**SET PROBLEM**
Restate every line of the material, word for word.

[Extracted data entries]
* * * *

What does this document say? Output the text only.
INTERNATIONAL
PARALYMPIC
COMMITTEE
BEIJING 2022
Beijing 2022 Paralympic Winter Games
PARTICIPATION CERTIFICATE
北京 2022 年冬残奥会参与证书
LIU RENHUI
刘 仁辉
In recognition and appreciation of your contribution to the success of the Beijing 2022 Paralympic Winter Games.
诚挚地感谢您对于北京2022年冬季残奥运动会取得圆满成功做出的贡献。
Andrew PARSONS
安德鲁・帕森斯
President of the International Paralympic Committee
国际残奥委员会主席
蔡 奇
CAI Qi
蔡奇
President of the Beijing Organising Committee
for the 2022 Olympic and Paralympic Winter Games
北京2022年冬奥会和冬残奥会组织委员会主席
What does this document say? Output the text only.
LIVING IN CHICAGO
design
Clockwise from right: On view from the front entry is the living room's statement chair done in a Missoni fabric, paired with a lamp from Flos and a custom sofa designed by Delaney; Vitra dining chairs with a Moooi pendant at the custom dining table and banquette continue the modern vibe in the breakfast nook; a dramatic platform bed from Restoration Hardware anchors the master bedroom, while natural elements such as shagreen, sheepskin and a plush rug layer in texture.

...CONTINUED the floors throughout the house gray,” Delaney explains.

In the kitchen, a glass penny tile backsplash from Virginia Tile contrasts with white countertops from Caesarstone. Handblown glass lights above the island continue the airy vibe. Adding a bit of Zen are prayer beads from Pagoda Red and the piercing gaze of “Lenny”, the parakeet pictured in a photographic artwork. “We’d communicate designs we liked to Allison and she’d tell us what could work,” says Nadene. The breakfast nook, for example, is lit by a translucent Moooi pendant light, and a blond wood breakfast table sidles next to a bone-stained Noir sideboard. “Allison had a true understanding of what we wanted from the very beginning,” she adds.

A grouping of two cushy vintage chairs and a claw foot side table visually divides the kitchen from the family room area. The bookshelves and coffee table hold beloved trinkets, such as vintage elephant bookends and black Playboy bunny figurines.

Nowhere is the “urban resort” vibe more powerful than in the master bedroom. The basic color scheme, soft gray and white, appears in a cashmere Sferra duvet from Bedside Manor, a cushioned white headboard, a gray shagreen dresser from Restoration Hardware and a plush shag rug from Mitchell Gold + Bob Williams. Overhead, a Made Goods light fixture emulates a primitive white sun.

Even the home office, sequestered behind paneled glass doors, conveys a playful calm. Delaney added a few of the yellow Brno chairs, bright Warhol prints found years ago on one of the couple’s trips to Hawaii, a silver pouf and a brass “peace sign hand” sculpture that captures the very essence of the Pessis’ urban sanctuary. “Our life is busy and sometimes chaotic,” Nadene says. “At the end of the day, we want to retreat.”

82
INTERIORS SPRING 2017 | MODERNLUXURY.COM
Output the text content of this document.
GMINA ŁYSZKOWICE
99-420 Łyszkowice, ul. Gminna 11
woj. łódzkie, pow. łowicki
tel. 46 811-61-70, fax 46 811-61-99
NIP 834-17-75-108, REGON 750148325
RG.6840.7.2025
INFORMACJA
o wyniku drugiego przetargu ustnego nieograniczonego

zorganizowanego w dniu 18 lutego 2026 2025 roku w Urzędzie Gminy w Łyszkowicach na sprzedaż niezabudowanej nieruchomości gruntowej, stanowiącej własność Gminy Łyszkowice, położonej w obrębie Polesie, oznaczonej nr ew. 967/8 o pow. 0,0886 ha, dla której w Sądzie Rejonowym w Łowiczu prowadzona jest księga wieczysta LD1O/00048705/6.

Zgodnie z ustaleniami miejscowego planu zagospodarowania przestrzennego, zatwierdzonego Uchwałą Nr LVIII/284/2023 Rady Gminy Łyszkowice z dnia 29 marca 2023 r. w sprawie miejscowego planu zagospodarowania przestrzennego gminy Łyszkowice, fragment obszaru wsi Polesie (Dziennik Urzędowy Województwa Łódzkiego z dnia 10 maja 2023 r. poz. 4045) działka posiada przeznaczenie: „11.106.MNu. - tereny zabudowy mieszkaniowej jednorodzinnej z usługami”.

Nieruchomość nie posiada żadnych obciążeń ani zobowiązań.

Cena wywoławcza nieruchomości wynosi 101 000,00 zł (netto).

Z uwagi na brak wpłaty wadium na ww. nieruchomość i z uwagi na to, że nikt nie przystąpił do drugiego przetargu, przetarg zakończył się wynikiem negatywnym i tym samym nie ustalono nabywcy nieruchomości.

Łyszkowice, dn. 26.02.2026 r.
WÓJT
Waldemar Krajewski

* * * *

**RESULT BELOW**
What does this document say? Output the text only.
INTERNATIONAL
PARALYMPIC
COMMITTEE
BEIJING 2022
Beijing 2022 Paralympic Winter Games
PARTICIPATION CERTIFICATE
北京 2022 年冬残奥会参与证书
LIU RENHUI
刘 仁辉
In recognition and appreciation of your contribution to the success of the Beijing 2022 Paralympic Winter Games.
诚挚地感谢您对于北京2022年冬季残奥运动会取得圆满成功做出的贡献。
Andrew PARSONS
安德鲁・帕森斯
President of the International Paralympic Committee
国际残奥委员会主席
蔡 奇
CAI Qi
蔡奇
President of the Beijing Organising Committee
for the 2022 Olympic and Paralympic Winter Games
北京2022年冬奥会和冬残奥会组织委员会主席
What does this document say? Output the text only.
LIVING IN CHICAGO
design
Clockwise from right: On view from the front entry is the living room's statement chair done in a Missoni fabric, paired with a lamp from Flos and a custom sofa designed by Delaney; Vitra dining chairs with a Moooi pendant at the custom dining table and banquette continue the modern vibe in the breakfast nook; a dramatic platform bed from Restoration Hardware anchors the master bedroom, while natural elements such as shagreen, sheepskin and a plush rug layer in texture.

...CONTINUED the floors throughout the house gray,” Delaney explains.

In the kitchen, a glass penny tile backsplash from Virginia Tile contrasts with white countertops from Caesarstone. Handblown glass lights above the island continue the airy vibe. Adding a bit of Zen are prayer beads from Pagoda Red and the piercing gaze of “Lenny”, the parakeet pictured in a photographic artwork. “We’d communicate designs we liked to Allison and she’d tell us what could work,” says Nadene. The breakfast nook, for example, is lit by a translucent Moooi pendant light, and a blond wood breakfast table sidles next to a bone-stained Noir sideboard. “Allison had a true understanding of what we wanted from the very beginning,” she adds.

A grouping of two cushy vintage chairs and a claw foot side table visually divides the kitchen from the family room area. The bookshelves and coffee table hold beloved trinkets, such as vintage elephant bookends and black Playboy bunny figurines.

Nowhere is the “urban resort” vibe more powerful than in the master bedroom. The basic color scheme, soft gray and white, appears in a cashmere Sferra duvet from Bedside Manor, a cushioned white headboard, a gray shagreen dresser from Restoration Hardware and a plush shag rug from Mitchell Gold + Bob Williams. Overhead, a Made Goods light fixture emulates a primitive white sun.

Even the home office, sequestered behind paneled glass doors, conveys a playful calm. Delaney added a few of the yellow Brno chairs, bright Warhol prints found years ago on one of the couple’s trips to Hawaii, a silver pouf and a brass “peace sign hand” sculpture that captures the very essence of the Pessis’ urban sanctuary. “Our life is busy and sometimes chaotic,” Nadene says. “At the end of the day, we want to retreat.”

82
INTERIORS SPRING 2017 | MODERNLUXURY.COM
Output the text content of this document.
GMINA ŁYSZKOWICE
99-420 Łyszkowice, ul. Gminna 11
woj. łódzkie, pow. łowicki
tel. 46 811-61-70, fax 46 811-61-99
NIP 834-17-75-108, REGON 750148325
RG.6840.7.2025
INFORMACJA
o wyniku drugiego przetargu ustnego nieograniczonego

zorganizowanego w dniu 18 lutego 2026 2025 roku w Urzędzie Gminy w Łyszkowicach na sprzedaż niezabudowanej nieruchomości gruntowej, stanowiącej własność Gminy Łyszkowice, położonej w obrębie Polesie, oznaczonej nr ew. 967/8 o pow. 0,0886 ha, dla której w Sądzie Rejonowym w Łowiczu prowadzona jest księga wieczysta LD1O/00048705/6.

Zgodnie z ustaleniami miejscowego planu zagospodarowania przestrzennego, zatwierdzonego Uchwałą Nr LVIII/284/2023 Rady Gminy Łyszkowice z dnia 29 marca 2023 r. w sprawie miejscowego planu zagospodarowania przestrzennego gminy Łyszkowice, fragment obszaru wsi Polesie (Dziennik Urzędowy Województwa Łódzkiego z dnia 10 maja 2023 r. poz. 4045) działka posiada przeznaczenie: „11.106.MNu. - tereny zabudowy mieszkaniowej jednorodzinnej z usługami”.

Nieruchomość nie posiada żadnych obciążeń ani zobowiązań.

Cena wywoławcza nieruchomości wynosi 101 000,00 zł (netto).

Z uwagi na brak wpłaty wadium na ww. nieruchomość i z uwagi na to, że nikt nie przystąpił do drugiego przetargu, przetarg zakończył się wynikiem negatywnym i tym samym nie ustalono nabywcy nieruchomości.

Łyszkowice, dn. 26.02.2026 r.
WÓJT
Waldemar Krajewski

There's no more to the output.